▶ Exercise goal
Say how many lines contain "Kent"; the answer is the number alone.
==== Excerpted data
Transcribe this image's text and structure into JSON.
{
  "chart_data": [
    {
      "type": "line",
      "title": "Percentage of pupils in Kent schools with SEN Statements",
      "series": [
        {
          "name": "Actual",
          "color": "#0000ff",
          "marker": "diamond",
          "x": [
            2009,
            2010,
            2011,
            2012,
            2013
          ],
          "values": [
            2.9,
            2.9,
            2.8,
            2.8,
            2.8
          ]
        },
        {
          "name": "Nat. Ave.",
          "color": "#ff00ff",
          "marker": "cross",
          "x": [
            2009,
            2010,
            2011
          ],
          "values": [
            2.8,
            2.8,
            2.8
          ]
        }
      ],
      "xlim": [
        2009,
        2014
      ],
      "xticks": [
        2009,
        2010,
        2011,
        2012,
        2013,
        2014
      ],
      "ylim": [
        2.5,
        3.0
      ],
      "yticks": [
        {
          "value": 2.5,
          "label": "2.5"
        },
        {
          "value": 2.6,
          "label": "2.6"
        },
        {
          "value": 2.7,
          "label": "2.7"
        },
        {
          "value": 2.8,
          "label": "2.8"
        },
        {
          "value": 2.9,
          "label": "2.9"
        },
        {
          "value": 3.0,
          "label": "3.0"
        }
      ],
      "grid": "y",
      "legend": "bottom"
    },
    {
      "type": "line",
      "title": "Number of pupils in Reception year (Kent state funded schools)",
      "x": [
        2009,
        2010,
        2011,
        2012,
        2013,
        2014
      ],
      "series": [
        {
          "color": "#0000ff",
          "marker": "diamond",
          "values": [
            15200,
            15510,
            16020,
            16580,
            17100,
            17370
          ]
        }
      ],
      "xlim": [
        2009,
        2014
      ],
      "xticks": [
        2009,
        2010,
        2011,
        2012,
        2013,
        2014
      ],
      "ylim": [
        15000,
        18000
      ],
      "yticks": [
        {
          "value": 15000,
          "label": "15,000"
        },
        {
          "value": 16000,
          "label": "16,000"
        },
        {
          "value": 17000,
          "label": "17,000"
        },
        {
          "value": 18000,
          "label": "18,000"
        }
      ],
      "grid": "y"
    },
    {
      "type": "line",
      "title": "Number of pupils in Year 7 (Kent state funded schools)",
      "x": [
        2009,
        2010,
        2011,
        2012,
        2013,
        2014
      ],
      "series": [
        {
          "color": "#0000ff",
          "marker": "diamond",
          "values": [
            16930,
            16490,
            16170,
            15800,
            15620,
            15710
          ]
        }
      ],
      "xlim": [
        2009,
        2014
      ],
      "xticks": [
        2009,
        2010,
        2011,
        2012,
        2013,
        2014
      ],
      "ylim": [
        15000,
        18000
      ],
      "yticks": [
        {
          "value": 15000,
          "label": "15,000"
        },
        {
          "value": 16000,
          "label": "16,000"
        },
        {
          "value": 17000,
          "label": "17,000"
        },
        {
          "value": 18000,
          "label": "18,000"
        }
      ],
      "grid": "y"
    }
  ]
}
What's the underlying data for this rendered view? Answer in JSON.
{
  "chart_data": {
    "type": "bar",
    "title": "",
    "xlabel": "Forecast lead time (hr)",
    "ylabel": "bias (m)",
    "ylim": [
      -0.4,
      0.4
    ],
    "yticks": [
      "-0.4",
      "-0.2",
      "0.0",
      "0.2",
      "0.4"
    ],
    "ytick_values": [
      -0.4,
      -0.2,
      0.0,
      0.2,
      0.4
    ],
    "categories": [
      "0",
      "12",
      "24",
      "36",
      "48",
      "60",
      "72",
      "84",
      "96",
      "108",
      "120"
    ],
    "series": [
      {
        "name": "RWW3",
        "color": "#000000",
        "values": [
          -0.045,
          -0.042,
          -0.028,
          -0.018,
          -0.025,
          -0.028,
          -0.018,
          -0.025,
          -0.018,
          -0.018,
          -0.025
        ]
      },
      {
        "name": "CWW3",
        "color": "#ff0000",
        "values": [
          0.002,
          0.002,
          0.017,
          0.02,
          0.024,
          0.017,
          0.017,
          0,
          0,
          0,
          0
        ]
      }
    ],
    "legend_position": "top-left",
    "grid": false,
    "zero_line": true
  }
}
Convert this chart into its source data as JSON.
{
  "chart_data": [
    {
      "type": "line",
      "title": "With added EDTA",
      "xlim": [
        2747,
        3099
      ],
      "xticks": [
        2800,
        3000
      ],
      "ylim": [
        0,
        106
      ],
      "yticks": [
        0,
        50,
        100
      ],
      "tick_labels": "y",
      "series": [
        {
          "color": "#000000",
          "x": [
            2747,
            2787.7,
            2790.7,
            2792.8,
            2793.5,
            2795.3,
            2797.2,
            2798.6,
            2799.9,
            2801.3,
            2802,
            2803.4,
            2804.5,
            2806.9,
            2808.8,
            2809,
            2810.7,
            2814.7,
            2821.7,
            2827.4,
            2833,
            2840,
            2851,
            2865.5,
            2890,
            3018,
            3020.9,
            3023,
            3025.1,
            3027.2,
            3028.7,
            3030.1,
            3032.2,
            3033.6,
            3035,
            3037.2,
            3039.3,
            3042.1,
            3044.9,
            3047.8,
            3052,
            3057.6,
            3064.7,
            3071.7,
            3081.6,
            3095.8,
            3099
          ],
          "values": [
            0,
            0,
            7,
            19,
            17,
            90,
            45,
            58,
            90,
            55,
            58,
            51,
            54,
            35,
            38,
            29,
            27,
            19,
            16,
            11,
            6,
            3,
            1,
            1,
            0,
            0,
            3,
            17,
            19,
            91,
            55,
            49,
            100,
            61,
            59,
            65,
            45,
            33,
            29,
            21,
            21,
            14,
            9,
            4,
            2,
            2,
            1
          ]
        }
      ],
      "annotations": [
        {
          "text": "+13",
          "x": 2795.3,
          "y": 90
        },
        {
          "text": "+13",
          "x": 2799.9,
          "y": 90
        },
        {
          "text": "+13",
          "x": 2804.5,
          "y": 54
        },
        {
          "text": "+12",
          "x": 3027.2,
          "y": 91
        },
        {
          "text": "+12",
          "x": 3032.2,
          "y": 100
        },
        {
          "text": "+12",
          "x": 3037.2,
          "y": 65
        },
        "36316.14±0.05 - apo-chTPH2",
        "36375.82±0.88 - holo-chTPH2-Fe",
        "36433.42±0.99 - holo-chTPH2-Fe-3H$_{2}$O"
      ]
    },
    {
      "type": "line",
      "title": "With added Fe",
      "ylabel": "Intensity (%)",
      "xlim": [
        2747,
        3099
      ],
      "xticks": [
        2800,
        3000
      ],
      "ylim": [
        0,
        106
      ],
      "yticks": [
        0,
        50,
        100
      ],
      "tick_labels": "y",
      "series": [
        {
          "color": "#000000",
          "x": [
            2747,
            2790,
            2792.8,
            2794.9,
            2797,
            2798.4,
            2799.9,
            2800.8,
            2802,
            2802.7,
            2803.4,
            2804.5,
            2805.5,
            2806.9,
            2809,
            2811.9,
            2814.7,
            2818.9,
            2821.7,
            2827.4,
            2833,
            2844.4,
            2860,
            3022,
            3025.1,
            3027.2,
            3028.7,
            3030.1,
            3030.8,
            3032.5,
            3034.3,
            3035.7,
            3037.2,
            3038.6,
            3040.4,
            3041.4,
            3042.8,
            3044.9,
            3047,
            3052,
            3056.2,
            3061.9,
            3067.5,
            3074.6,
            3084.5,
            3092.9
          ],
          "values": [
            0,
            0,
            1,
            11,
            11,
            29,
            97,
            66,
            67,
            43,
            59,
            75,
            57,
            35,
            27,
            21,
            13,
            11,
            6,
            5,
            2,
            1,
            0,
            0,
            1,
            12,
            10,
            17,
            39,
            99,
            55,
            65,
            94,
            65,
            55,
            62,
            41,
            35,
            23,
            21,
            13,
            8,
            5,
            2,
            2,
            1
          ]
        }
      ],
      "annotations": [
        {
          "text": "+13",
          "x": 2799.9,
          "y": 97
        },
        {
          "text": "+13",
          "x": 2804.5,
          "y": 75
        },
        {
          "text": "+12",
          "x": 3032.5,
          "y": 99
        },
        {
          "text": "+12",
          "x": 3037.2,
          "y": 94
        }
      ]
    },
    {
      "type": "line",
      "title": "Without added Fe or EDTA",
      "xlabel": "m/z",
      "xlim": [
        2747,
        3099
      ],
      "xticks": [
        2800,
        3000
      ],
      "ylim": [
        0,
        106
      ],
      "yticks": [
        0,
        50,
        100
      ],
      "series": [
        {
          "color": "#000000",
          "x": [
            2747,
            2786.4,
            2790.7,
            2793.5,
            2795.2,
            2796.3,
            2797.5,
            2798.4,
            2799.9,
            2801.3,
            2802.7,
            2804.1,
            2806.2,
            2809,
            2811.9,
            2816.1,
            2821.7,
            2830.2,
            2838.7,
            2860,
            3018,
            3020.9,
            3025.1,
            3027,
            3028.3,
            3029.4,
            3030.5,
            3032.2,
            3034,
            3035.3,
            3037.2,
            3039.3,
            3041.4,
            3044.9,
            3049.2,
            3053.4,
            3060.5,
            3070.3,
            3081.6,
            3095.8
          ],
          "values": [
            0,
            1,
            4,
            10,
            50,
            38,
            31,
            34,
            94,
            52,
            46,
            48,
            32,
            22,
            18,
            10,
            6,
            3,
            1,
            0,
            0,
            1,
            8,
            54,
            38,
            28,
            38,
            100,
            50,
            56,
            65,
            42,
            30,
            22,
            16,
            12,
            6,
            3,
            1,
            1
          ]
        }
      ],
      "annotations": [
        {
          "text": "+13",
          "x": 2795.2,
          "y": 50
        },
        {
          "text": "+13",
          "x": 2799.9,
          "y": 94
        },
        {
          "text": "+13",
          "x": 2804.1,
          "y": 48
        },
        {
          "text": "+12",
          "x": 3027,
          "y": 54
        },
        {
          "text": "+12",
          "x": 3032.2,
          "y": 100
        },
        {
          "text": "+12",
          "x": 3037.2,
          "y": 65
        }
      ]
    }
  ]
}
========
▶ Answer to this problem
3